The task:
Collect all lines below with the string "corps".
+---+
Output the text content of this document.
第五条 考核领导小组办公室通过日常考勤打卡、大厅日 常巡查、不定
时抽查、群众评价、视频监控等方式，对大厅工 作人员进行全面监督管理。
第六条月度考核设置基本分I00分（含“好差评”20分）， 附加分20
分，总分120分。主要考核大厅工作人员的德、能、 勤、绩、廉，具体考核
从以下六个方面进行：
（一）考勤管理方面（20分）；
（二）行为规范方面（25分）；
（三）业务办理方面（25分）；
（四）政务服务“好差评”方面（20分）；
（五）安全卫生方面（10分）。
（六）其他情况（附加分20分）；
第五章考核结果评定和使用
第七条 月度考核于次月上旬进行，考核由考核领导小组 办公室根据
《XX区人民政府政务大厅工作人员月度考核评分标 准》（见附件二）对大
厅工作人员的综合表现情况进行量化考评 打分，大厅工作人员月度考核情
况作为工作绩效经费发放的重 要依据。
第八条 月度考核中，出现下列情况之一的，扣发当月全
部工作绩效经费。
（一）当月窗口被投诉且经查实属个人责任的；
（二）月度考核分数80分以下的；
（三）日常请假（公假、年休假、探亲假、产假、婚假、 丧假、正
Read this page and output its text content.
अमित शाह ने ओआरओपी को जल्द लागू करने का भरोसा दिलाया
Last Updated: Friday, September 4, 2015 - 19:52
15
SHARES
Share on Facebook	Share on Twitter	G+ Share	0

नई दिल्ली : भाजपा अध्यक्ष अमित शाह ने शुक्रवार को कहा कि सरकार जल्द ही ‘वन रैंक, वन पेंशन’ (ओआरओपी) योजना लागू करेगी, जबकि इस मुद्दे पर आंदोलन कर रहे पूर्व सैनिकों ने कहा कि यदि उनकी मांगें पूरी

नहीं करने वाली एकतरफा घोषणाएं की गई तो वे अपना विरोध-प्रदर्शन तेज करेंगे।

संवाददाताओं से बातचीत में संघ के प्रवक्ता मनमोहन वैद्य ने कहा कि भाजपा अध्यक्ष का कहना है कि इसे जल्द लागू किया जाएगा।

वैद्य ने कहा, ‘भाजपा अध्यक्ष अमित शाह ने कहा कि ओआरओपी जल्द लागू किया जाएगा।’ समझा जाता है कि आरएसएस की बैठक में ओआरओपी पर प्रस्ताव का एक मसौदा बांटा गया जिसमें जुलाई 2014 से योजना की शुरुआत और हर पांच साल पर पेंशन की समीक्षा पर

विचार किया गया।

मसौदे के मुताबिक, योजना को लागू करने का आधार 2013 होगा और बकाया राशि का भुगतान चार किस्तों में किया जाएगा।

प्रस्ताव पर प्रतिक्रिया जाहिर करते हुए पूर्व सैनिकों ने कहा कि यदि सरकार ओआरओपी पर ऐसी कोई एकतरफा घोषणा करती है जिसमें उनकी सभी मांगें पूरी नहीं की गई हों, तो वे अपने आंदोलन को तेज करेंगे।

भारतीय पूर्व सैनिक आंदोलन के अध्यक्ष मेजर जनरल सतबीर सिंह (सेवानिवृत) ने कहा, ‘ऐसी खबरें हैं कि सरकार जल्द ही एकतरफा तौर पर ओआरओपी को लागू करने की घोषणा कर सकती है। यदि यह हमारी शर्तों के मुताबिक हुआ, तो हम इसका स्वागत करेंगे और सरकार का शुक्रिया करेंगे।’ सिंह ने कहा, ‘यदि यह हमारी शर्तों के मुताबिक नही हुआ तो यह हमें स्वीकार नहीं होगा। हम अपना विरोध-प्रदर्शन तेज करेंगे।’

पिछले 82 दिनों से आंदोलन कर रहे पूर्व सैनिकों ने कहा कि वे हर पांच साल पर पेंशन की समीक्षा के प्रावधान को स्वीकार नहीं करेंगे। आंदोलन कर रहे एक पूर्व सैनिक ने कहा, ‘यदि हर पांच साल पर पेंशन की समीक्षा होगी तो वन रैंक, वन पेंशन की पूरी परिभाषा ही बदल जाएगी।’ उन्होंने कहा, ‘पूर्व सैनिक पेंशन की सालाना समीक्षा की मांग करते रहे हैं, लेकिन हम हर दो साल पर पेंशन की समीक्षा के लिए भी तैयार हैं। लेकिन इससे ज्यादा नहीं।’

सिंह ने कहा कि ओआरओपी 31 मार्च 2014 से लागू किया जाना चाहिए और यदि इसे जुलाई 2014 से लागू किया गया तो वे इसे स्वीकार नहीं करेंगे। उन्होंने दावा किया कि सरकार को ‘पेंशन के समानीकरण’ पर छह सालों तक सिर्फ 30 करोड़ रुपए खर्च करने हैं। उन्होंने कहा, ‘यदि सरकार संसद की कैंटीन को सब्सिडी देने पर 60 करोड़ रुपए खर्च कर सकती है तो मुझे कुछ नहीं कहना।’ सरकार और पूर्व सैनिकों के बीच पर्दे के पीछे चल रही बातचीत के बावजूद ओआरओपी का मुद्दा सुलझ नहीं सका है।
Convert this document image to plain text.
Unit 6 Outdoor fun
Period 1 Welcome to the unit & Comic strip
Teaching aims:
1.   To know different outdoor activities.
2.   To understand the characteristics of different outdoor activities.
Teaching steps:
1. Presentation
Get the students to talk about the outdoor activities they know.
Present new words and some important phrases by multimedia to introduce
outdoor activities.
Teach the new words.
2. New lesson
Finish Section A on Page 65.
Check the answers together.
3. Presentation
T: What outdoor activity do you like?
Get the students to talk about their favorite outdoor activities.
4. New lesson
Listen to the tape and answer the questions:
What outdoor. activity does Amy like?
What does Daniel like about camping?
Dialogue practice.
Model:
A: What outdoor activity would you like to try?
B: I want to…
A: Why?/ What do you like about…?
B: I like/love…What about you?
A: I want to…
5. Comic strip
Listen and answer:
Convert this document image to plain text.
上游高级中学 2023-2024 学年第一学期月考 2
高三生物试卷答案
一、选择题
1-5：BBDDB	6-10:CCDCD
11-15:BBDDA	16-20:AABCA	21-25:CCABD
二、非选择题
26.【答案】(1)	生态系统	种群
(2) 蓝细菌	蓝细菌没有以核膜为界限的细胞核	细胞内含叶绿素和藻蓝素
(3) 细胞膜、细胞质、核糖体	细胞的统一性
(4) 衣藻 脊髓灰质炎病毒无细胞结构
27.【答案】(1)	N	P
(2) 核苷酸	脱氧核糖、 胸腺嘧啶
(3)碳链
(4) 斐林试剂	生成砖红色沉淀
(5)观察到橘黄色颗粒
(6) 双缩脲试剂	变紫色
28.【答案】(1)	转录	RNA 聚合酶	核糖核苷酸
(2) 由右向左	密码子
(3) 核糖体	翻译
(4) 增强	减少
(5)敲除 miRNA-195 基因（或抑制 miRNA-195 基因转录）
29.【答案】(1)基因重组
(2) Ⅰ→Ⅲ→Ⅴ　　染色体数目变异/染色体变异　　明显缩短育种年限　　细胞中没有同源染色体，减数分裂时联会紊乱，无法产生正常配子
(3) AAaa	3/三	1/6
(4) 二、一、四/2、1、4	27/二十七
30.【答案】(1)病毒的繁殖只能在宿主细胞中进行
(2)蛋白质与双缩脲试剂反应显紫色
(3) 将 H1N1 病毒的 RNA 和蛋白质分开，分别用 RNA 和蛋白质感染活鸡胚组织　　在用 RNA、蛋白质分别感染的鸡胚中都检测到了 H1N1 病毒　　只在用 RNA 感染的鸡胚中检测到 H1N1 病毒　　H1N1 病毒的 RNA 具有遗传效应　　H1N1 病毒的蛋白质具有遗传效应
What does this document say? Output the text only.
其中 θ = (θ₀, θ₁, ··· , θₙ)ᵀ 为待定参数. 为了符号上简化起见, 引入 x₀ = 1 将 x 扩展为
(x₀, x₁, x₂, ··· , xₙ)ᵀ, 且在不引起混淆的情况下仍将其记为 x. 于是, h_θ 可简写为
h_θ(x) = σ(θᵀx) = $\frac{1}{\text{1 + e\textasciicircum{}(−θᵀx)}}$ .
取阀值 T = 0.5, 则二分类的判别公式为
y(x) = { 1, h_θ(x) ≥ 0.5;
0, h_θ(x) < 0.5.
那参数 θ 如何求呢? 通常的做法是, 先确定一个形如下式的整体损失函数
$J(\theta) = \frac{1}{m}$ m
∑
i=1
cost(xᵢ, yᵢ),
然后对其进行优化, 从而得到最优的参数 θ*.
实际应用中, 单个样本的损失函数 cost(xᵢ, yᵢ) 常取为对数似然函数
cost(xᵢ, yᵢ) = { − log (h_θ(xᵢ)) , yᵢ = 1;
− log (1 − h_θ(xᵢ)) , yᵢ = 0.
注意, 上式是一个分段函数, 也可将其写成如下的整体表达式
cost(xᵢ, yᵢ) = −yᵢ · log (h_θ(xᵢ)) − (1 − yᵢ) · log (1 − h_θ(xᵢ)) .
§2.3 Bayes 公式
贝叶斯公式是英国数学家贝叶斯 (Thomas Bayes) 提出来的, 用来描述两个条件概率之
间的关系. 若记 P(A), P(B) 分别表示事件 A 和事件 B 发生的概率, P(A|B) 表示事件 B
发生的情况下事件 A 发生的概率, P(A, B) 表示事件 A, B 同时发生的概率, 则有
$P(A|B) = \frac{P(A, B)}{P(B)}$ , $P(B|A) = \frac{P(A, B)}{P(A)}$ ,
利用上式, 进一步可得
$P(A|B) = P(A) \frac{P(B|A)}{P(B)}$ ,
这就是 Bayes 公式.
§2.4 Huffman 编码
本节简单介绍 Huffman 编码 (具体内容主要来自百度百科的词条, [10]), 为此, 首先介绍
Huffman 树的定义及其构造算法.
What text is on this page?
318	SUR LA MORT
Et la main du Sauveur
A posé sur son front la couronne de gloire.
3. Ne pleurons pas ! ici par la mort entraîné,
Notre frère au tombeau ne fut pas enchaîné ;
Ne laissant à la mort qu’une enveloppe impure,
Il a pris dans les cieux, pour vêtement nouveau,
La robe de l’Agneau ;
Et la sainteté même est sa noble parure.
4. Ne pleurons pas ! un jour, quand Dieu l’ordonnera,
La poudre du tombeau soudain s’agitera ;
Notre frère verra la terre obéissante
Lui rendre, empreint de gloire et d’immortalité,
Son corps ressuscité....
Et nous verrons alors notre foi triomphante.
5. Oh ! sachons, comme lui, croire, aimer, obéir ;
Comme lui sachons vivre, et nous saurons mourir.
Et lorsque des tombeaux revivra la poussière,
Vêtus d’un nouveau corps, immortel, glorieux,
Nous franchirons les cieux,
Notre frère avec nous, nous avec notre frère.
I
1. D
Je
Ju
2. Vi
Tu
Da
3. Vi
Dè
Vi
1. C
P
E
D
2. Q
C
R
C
+---+
Task solution:
Son corps ressuscité....
Vêtus d’un nouveau corps, immortel, glorieux,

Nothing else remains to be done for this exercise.